Your task> Search the records for the word "noise" and pick out every line that has it.

-- START Data lines --

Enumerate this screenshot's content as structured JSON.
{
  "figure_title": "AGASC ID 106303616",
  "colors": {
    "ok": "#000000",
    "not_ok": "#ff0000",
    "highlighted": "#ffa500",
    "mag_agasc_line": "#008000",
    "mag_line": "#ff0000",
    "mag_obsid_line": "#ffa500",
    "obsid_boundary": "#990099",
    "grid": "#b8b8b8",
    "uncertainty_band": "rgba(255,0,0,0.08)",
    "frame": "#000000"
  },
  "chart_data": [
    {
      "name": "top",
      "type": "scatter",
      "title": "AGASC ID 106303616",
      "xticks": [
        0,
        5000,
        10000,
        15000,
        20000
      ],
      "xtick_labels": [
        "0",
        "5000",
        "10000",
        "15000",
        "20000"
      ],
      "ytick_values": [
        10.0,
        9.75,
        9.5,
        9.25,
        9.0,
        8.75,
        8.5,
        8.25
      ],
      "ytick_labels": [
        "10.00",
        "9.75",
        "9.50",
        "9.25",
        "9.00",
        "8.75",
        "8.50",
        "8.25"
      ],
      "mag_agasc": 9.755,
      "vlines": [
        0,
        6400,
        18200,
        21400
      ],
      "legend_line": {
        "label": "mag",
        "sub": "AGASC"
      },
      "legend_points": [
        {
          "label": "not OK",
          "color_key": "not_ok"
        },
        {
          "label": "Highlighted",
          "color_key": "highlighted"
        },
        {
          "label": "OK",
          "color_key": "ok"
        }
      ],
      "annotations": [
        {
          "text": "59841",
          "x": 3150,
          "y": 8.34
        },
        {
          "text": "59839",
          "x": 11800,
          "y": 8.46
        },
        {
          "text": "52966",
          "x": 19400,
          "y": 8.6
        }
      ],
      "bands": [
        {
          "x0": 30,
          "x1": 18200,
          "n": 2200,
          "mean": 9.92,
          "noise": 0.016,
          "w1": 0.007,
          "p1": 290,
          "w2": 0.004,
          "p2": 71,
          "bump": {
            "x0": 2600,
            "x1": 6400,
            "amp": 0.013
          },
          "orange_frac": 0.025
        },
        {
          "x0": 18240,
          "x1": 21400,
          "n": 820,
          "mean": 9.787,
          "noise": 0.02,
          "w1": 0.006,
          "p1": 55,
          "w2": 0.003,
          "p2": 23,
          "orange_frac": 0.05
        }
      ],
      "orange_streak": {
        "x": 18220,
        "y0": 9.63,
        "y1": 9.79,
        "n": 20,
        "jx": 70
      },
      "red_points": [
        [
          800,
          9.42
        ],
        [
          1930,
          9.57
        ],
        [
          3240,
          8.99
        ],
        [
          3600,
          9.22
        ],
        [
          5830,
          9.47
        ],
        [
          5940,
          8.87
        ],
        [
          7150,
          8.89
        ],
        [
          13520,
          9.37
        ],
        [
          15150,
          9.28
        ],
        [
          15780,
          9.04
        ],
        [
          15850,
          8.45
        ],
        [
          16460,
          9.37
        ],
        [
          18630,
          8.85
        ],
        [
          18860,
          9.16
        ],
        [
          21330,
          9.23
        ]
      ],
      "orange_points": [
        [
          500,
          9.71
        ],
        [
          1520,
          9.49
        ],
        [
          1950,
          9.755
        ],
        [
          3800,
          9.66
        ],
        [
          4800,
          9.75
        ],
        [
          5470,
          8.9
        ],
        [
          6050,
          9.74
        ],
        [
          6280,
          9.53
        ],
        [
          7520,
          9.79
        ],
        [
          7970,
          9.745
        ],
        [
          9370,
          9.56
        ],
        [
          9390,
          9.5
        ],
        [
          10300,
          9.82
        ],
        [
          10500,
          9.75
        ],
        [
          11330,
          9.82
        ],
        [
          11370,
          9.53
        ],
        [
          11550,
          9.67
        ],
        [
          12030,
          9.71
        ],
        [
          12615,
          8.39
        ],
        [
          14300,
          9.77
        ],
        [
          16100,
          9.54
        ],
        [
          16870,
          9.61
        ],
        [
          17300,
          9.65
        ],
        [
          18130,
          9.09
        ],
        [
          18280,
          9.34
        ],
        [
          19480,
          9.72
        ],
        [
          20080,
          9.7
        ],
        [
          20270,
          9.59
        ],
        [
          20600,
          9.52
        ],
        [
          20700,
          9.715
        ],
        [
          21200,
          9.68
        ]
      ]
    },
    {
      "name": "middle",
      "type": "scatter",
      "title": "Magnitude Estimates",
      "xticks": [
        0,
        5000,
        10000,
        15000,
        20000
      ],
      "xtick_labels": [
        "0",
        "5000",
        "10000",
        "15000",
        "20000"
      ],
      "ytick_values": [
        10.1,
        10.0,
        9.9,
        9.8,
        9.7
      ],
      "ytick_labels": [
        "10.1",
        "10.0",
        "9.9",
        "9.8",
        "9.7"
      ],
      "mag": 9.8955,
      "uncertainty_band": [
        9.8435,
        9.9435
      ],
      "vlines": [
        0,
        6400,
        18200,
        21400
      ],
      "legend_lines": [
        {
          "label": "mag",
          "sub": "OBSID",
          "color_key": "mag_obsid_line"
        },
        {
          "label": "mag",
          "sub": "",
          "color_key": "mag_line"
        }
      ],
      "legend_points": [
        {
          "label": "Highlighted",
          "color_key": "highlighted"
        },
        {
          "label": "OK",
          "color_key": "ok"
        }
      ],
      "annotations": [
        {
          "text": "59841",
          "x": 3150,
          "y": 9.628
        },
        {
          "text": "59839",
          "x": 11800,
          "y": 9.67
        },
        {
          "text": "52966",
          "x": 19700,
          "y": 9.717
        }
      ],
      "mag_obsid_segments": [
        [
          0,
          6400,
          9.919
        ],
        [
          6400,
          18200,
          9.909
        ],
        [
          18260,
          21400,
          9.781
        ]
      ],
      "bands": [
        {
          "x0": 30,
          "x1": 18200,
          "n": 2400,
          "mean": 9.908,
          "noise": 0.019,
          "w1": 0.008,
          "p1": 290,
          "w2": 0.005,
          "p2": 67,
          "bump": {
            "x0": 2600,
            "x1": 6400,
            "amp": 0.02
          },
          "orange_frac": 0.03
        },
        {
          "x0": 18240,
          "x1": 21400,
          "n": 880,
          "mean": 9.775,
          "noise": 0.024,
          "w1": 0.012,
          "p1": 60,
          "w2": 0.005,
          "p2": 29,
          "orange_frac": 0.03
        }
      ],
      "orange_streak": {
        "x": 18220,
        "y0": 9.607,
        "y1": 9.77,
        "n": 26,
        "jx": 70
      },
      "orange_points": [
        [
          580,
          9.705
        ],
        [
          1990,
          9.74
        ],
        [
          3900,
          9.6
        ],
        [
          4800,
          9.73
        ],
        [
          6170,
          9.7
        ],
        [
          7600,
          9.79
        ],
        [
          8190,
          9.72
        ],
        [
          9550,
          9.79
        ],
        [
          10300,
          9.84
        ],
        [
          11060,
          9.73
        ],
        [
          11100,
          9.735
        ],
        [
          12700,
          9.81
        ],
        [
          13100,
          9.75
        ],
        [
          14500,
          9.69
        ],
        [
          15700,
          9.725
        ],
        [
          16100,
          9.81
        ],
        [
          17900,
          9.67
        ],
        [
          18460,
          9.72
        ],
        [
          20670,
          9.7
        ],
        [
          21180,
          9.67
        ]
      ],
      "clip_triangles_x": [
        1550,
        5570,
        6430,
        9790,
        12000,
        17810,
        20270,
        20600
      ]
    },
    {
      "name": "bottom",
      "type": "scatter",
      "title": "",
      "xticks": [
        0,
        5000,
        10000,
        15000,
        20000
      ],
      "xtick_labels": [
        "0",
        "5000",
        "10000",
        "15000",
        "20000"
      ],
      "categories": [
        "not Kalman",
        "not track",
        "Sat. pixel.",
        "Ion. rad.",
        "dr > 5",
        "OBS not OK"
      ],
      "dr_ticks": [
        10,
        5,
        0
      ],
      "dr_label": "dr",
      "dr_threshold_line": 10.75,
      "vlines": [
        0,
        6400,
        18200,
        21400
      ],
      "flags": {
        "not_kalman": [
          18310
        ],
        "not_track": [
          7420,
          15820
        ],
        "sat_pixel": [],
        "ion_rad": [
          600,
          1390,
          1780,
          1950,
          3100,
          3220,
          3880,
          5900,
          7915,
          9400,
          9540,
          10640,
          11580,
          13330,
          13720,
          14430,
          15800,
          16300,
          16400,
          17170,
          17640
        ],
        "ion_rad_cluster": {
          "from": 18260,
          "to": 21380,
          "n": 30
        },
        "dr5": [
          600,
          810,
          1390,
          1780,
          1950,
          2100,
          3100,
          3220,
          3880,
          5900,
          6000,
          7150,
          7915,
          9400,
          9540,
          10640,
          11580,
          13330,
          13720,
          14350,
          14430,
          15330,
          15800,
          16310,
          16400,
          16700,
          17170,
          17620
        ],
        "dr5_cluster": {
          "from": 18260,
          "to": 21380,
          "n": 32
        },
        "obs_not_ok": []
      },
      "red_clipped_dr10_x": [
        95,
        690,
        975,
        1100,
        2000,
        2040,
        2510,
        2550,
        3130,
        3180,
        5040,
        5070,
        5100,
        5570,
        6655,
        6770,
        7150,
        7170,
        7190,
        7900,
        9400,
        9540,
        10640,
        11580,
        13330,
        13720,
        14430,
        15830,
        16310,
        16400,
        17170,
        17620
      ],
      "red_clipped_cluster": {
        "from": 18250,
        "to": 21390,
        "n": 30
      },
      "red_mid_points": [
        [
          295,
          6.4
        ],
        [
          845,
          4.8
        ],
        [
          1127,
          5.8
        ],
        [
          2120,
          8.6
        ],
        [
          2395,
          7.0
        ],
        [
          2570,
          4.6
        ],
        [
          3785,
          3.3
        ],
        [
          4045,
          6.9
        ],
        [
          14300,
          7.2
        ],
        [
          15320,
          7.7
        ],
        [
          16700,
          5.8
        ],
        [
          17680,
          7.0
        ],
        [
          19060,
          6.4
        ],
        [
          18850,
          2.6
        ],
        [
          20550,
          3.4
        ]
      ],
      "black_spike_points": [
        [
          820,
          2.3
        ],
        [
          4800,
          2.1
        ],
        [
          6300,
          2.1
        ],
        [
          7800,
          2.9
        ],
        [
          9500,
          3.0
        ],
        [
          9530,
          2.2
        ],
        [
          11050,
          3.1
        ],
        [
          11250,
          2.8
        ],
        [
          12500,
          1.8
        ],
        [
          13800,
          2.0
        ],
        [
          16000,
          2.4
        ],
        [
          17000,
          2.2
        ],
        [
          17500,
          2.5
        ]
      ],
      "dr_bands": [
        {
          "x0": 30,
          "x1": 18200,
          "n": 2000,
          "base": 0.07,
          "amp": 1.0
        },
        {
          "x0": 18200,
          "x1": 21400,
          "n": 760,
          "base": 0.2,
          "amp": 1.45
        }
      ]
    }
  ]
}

-- END Data lines --

Solution>
          "noise": 0.016,
          "noise": 0.02,
          "noise": 0.019,
          "noise": 0.024,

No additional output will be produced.